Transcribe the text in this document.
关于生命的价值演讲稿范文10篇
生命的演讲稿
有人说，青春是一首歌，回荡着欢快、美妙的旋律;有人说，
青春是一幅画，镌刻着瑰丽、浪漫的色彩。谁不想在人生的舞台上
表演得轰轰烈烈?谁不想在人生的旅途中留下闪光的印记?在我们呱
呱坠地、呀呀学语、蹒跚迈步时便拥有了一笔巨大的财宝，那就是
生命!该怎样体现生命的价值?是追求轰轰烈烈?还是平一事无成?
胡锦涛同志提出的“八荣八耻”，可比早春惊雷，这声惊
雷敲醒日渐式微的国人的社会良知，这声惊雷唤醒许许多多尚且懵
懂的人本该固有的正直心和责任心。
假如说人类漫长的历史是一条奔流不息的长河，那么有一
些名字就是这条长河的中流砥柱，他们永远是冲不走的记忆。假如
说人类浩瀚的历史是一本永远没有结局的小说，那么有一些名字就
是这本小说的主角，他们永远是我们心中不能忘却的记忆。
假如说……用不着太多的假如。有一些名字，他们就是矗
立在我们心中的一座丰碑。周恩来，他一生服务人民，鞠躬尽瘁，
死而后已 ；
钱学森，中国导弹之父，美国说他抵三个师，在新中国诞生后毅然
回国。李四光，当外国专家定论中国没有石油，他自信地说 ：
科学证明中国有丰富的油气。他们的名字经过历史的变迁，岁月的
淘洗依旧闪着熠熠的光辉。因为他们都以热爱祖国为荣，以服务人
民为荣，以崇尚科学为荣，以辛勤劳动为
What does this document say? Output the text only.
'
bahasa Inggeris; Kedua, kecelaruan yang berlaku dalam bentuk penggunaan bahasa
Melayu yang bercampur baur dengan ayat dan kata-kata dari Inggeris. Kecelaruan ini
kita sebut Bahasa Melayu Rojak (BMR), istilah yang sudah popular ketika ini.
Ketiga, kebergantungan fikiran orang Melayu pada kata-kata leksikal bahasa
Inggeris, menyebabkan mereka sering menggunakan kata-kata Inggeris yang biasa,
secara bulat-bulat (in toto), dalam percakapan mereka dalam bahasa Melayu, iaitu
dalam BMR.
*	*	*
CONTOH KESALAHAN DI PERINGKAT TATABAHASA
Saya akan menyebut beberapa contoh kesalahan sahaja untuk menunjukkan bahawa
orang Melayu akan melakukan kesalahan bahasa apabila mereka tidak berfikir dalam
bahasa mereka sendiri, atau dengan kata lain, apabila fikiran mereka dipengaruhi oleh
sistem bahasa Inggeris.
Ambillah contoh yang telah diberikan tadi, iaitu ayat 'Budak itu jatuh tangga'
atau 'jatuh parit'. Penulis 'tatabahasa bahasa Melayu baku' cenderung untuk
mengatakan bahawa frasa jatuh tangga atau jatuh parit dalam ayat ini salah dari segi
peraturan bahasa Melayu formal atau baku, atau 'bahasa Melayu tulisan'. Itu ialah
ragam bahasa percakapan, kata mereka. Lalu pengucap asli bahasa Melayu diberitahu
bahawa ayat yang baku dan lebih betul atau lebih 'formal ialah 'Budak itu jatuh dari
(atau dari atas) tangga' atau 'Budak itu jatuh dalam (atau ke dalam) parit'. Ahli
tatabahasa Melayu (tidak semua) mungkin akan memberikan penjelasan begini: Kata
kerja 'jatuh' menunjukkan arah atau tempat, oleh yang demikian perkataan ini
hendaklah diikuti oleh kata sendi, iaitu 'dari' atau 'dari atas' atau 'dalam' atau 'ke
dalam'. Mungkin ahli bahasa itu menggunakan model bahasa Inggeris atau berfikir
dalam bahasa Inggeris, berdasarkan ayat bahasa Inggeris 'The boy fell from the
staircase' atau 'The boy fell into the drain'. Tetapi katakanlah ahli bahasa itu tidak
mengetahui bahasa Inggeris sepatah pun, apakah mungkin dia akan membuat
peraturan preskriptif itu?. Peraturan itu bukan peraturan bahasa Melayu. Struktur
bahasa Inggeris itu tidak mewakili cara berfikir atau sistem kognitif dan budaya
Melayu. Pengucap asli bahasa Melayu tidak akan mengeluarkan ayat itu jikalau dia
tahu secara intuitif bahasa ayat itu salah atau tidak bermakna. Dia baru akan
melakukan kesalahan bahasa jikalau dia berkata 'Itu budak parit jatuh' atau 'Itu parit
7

◆ TASK TO CARRY OUT ◆
Write out every entry above, word for word.

◆ THE RESULT ◆
Transcribe the text in this document.
关于生命的价值演讲稿范文10篇
生命的演讲稿
有人说，青春是一首歌，回荡着欢快、美妙的旋律;有人说，
青春是一幅画，镌刻着瑰丽、浪漫的色彩。谁不想在人生的舞台上
表演得轰轰烈烈?谁不想在人生的旅途中留下闪光的印记?在我们呱
呱坠地、呀呀学语、蹒跚迈步时便拥有了一笔巨大的财宝，那就是
生命!该怎样体现生命的价值?是追求轰轰烈烈?还是平一事无成?
胡锦涛同志提出的“八荣八耻”，可比早春惊雷，这声惊
雷敲醒日渐式微的国人的社会良知，这声惊雷唤醒许许多多尚且懵
懂的人本该固有的正直心和责任心。
假如说人类漫长的历史是一条奔流不息的长河，那么有一
些名字就是这条长河的中流砥柱，他们永远是冲不走的记忆。假如
说人类浩瀚的历史是一本永远没有结局的小说，那么有一些名字就
是这本小说的主角，他们永远是我们心中不能忘却的记忆。
假如说……用不着太多的假如。有一些名字，他们就是矗
立在我们心中的一座丰碑。周恩来，他一生服务人民，鞠躬尽瘁，
死而后已 ；
钱学森，中国导弹之父，美国说他抵三个师，在新中国诞生后毅然
回国。李四光，当外国专家定论中国没有石油，他自信地说 ：
科学证明中国有丰富的油气。他们的名字经过历史的变迁，岁月的
淘洗依旧闪着熠熠的光辉。因为他们都以热爱祖国为荣，以服务人
民为荣，以崇尚科学为荣，以辛勤劳动为
What does this document say? Output the text only.
'
bahasa Inggeris; Kedua, kecelaruan yang berlaku dalam bentuk penggunaan bahasa
Melayu yang bercampur baur dengan ayat dan kata-kata dari Inggeris. Kecelaruan ini
kita sebut Bahasa Melayu Rojak (BMR), istilah yang sudah popular ketika ini.
Ketiga, kebergantungan fikiran orang Melayu pada kata-kata leksikal bahasa
Inggeris, menyebabkan mereka sering menggunakan kata-kata Inggeris yang biasa,
secara bulat-bulat (in toto), dalam percakapan mereka dalam bahasa Melayu, iaitu
dalam BMR.
*	*	*
CONTOH KESALAHAN DI PERINGKAT TATABAHASA
Saya akan menyebut beberapa contoh kesalahan sahaja untuk menunjukkan bahawa
orang Melayu akan melakukan kesalahan bahasa apabila mereka tidak berfikir dalam
bahasa mereka sendiri, atau dengan kata lain, apabila fikiran mereka dipengaruhi oleh
sistem bahasa Inggeris.
Ambillah contoh yang telah diberikan tadi, iaitu ayat 'Budak itu jatuh tangga'
atau 'jatuh parit'. Penulis 'tatabahasa bahasa Melayu baku' cenderung untuk
mengatakan bahawa frasa jatuh tangga atau jatuh parit dalam ayat ini salah dari segi
peraturan bahasa Melayu formal atau baku, atau 'bahasa Melayu tulisan'. Itu ialah
ragam bahasa percakapan, kata mereka. Lalu pengucap asli bahasa Melayu diberitahu
bahawa ayat yang baku dan lebih betul atau lebih 'formal ialah 'Budak itu jatuh dari
(atau dari atas) tangga' atau 'Budak itu jatuh dalam (atau ke dalam) parit'. Ahli
tatabahasa Melayu (tidak semua) mungkin akan memberikan penjelasan begini: Kata
kerja 'jatuh' menunjukkan arah atau tempat, oleh yang demikian perkataan ini
hendaklah diikuti oleh kata sendi, iaitu 'dari' atau 'dari atas' atau 'dalam' atau 'ke
dalam'. Mungkin ahli bahasa itu menggunakan model bahasa Inggeris atau berfikir
dalam bahasa Inggeris, berdasarkan ayat bahasa Inggeris 'The boy fell from the
staircase' atau 'The boy fell into the drain'. Tetapi katakanlah ahli bahasa itu tidak
mengetahui bahasa Inggeris sepatah pun, apakah mungkin dia akan membuat
peraturan preskriptif itu?. Peraturan itu bukan peraturan bahasa Melayu. Struktur
bahasa Inggeris itu tidak mewakili cara berfikir atau sistem kognitif dan budaya
Melayu. Pengucap asli bahasa Melayu tidak akan mengeluarkan ayat itu jikalau dia
tahu secara intuitif bahasa ayat itu salah atau tidak bermakna. Dia baru akan
melakukan kesalahan bahasa jikalau dia berkata 'Itu budak parit jatuh' atau 'Itu parit
7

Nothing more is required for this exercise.